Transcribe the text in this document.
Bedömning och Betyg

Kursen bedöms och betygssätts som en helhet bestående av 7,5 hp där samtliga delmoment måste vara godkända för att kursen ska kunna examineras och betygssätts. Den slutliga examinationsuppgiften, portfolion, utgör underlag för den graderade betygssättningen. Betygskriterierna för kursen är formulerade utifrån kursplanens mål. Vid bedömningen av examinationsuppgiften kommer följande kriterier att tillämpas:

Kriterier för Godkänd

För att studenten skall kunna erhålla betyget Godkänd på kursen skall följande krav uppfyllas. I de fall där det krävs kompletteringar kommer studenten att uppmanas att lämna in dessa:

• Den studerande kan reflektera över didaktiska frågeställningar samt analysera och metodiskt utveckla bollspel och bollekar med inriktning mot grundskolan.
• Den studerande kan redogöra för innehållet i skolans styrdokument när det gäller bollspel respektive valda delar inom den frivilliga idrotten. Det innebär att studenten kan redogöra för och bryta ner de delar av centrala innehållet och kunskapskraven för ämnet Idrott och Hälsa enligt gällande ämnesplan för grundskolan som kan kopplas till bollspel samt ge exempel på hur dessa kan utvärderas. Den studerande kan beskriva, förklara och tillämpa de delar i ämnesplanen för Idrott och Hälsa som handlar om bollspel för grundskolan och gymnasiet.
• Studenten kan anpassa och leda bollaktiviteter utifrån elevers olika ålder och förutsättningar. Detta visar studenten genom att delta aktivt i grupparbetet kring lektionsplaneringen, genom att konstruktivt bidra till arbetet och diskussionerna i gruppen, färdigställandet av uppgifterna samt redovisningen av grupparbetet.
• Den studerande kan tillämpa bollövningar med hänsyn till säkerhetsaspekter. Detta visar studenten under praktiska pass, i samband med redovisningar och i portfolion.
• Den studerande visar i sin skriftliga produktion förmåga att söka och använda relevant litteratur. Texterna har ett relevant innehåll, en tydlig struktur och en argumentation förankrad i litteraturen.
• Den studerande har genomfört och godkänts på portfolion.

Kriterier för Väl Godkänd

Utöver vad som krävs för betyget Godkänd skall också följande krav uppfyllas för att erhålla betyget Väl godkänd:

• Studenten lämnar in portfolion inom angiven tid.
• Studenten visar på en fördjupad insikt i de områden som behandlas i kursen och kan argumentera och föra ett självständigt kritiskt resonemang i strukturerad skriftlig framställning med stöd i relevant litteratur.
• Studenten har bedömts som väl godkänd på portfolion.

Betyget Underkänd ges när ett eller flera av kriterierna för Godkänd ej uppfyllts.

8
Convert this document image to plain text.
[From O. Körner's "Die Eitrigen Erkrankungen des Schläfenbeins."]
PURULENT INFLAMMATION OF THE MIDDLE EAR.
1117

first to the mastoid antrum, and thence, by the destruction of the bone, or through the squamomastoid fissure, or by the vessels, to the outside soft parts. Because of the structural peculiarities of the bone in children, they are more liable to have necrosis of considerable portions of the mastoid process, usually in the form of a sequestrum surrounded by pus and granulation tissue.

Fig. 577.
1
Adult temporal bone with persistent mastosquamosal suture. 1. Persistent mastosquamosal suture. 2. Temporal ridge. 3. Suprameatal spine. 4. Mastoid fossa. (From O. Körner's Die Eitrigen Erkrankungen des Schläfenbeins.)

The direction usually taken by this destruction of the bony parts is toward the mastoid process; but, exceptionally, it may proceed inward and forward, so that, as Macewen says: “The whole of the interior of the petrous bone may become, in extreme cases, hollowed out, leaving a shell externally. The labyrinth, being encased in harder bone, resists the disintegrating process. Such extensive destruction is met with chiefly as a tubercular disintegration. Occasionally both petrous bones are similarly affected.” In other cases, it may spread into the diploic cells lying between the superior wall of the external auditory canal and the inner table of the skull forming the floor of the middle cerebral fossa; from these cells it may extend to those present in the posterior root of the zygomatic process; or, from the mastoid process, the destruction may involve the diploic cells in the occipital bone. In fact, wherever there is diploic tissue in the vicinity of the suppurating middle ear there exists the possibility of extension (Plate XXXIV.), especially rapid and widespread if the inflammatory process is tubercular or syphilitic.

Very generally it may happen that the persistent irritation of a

◇ ◇ ◇ ◇ ◇

### Instructions for the task
Line by line, transcribe all of the records exactly.

### Answer for this exercise
Transcribe the text in this document.
Bedömning och Betyg

Kursen bedöms och betygssätts som en helhet bestående av 7,5 hp där samtliga delmoment måste vara godkända för att kursen ska kunna examineras och betygssätts. Den slutliga examinationsuppgiften, portfolion, utgör underlag för den graderade betygssättningen. Betygskriterierna för kursen är formulerade utifrån kursplanens mål. Vid bedömningen av examinationsuppgiften kommer följande kriterier att tillämpas:

Kriterier för Godkänd

För att studenten skall kunna erhålla betyget Godkänd på kursen skall följande krav uppfyllas. I de fall där det krävs kompletteringar kommer studenten att uppmanas att lämna in dessa:

• Den studerande kan reflektera över didaktiska frågeställningar samt analysera och metodiskt utveckla bollspel och bollekar med inriktning mot grundskolan.
• Den studerande kan redogöra för innehållet i skolans styrdokument när det gäller bollspel respektive valda delar inom den frivilliga idrotten. Det innebär att studenten kan redogöra för och bryta ner de delar av centrala innehållet och kunskapskraven för ämnet Idrott och Hälsa enligt gällande ämnesplan för grundskolan som kan kopplas till bollspel samt ge exempel på hur dessa kan utvärderas. Den studerande kan beskriva, förklara och tillämpa de delar i ämnesplanen för Idrott och Hälsa som handlar om bollspel för grundskolan och gymnasiet.
• Studenten kan anpassa och leda bollaktiviteter utifrån elevers olika ålder och förutsättningar. Detta visar studenten genom att delta aktivt i grupparbetet kring lektionsplaneringen, genom att konstruktivt bidra till arbetet och diskussionerna i gruppen, färdigställandet av uppgifterna samt redovisningen av grupparbetet.
• Den studerande kan tillämpa bollövningar med hänsyn till säkerhetsaspekter. Detta visar studenten under praktiska pass, i samband med redovisningar och i portfolion.
• Den studerande visar i sin skriftliga produktion förmåga att söka och använda relevant litteratur. Texterna har ett relevant innehåll, en tydlig struktur och en argumentation förankrad i litteraturen.
• Den studerande har genomfört och godkänts på portfolion.

Kriterier för Väl Godkänd

Utöver vad som krävs för betyget Godkänd skall också följande krav uppfyllas för att erhålla betyget Väl godkänd:

• Studenten lämnar in portfolion inom angiven tid.
• Studenten visar på en fördjupad insikt i de områden som behandlas i kursen och kan argumentera och föra ett självständigt kritiskt resonemang i strukturerad skriftlig framställning med stöd i relevant litteratur.
• Studenten har bedömts som väl godkänd på portfolion.

Betyget Underkänd ges när ett eller flera av kriterierna för Godkänd ej uppfyllts.

8
Convert this document image to plain text.
[From O. Körner's "Die Eitrigen Erkrankungen des Schläfenbeins."]
PURULENT INFLAMMATION OF THE MIDDLE EAR.
1117

first to the mastoid antrum, and thence, by the destruction of the bone, or through the squamomastoid fissure, or by the vessels, to the outside soft parts. Because of the structural peculiarities of the bone in children, they are more liable to have necrosis of considerable portions of the mastoid process, usually in the form of a sequestrum surrounded by pus and granulation tissue.

Fig. 577.
1
Adult temporal bone with persistent mastosquamosal suture. 1. Persistent mastosquamosal suture. 2. Temporal ridge. 3. Suprameatal spine. 4. Mastoid fossa. (From O. Körner's Die Eitrigen Erkrankungen des Schläfenbeins.)

The direction usually taken by this destruction of the bony parts is toward the mastoid process; but, exceptionally, it may proceed inward and forward, so that, as Macewen says: “The whole of the interior of the petrous bone may become, in extreme cases, hollowed out, leaving a shell externally. The labyrinth, being encased in harder bone, resists the disintegrating process. Such extensive destruction is met with chiefly as a tubercular disintegration. Occasionally both petrous bones are similarly affected.” In other cases, it may spread into the diploic cells lying between the superior wall of the external auditory canal and the inner table of the skull forming the floor of the middle cerebral fossa; from these cells it may extend to those present in the posterior root of the zygomatic process; or, from the mastoid process, the destruction may involve the diploic cells in the occipital bone. In fact, wherever there is diploic tissue in the vicinity of the suppurating middle ear there exists the possibility of extension (Plate XXXIV.), especially rapid and widespread if the inflammatory process is tubercular or syphilitic.

Very generally it may happen that the persistent irritation of a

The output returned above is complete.